■ **Your objective**
Look through the records below, and copy out every line that holds the string "text".

■ **A run of records**
BEGIN
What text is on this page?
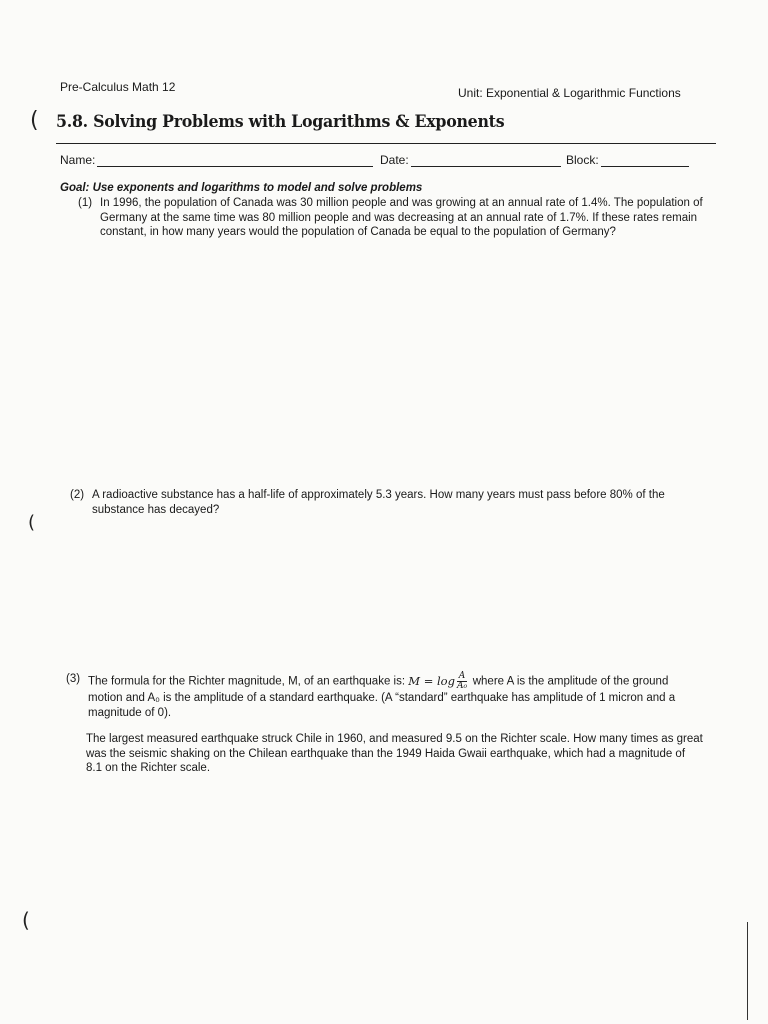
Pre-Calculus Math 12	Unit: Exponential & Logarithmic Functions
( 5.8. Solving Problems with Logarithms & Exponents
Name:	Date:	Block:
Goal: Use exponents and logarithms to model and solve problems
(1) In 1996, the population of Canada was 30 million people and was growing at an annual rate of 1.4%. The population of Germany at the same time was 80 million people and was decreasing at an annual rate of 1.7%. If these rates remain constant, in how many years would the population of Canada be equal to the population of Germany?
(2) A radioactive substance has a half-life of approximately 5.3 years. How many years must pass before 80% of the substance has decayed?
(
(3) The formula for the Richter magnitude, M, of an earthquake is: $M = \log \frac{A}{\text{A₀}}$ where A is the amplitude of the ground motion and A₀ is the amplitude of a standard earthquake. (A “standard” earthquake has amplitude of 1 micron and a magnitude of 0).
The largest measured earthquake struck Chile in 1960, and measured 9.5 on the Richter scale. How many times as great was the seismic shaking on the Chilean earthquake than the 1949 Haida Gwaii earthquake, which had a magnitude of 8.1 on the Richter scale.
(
END
BEGIN
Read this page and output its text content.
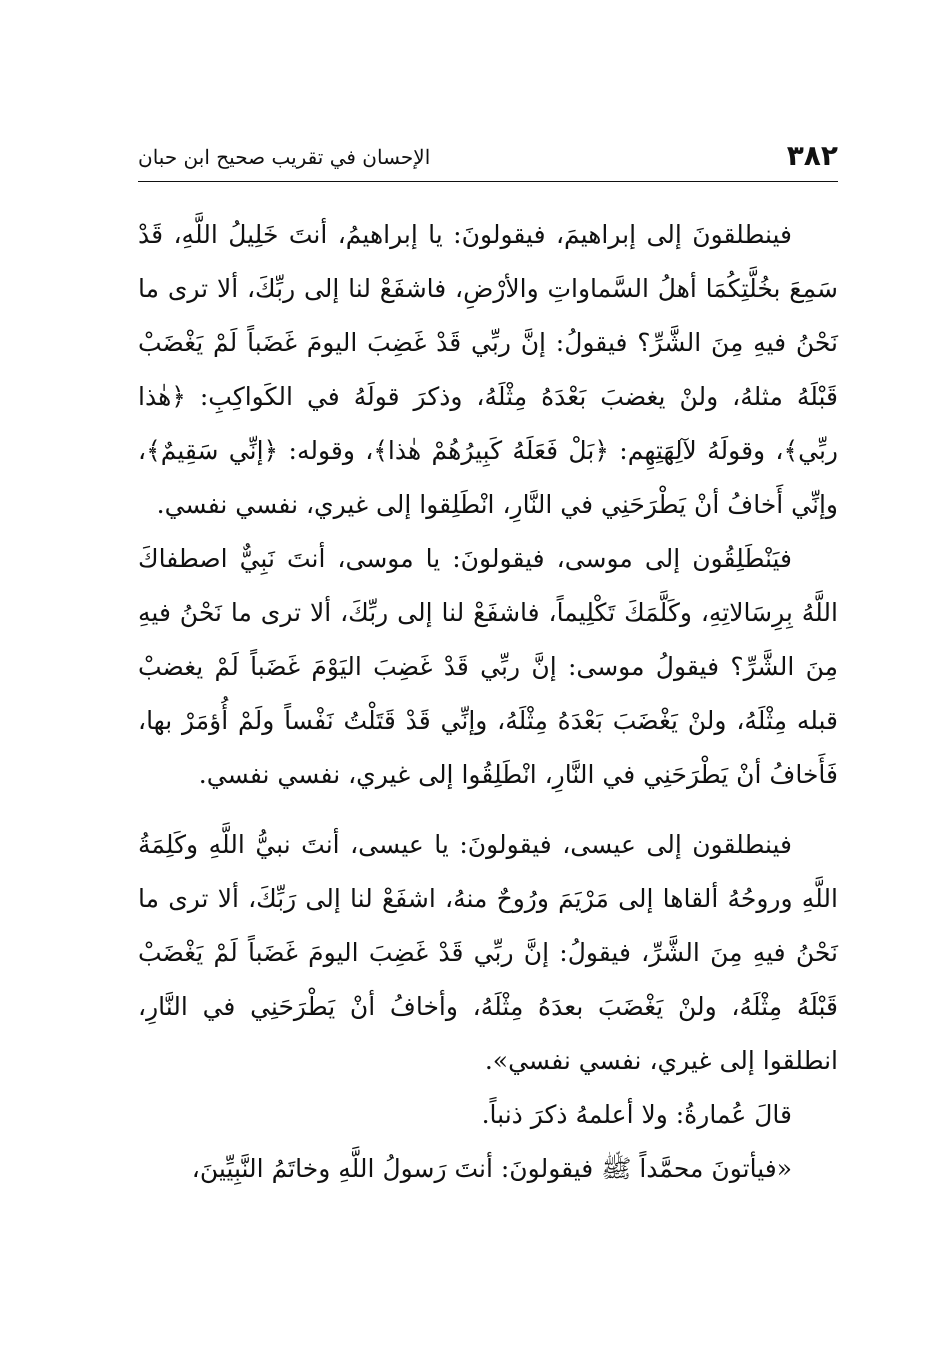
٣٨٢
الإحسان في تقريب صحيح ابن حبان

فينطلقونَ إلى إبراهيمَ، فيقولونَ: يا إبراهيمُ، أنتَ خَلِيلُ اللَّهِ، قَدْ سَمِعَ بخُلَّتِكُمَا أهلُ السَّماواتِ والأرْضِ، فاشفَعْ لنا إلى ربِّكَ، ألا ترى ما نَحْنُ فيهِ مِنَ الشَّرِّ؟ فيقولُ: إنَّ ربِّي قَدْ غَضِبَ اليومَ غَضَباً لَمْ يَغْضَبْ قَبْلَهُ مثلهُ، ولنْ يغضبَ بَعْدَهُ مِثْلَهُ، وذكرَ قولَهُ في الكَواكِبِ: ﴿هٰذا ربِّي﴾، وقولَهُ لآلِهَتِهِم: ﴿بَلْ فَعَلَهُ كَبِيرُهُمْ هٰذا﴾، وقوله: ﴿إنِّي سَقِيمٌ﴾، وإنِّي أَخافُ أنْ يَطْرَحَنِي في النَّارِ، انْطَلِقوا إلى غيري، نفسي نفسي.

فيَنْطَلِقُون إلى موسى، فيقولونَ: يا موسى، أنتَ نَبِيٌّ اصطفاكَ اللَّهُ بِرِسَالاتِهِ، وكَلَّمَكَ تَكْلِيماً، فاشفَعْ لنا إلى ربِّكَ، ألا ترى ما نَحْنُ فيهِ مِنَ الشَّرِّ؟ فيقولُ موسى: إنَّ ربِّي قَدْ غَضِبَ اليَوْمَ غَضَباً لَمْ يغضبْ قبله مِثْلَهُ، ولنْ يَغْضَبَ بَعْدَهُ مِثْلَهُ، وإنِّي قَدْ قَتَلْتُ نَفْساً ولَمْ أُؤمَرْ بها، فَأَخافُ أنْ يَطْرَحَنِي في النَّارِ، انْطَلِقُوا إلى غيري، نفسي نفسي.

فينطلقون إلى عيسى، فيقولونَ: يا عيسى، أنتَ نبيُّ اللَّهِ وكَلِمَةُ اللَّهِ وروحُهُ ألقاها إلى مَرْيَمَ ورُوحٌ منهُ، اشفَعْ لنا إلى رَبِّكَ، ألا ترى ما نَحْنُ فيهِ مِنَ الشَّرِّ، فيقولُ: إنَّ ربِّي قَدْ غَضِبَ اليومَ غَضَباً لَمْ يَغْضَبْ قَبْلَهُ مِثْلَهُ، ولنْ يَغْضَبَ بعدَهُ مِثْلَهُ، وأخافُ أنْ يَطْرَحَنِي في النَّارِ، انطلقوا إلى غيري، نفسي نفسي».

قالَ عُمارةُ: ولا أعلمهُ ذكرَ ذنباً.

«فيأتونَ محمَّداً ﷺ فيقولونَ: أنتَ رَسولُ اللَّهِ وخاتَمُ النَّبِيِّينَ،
END
■ **Task solution**
What text is on this page?
(3) The formula for the Richter magnitude, M, of an earthquake is: $M = \log \frac{A}{\text{A₀}}$ where A is the amplitude of the ground motion and A₀ is the amplitude of a standard earthquake. (A “standard” earthquake has amplitude of 1 micron and a magnitude of 0).
Read this page and output its text content.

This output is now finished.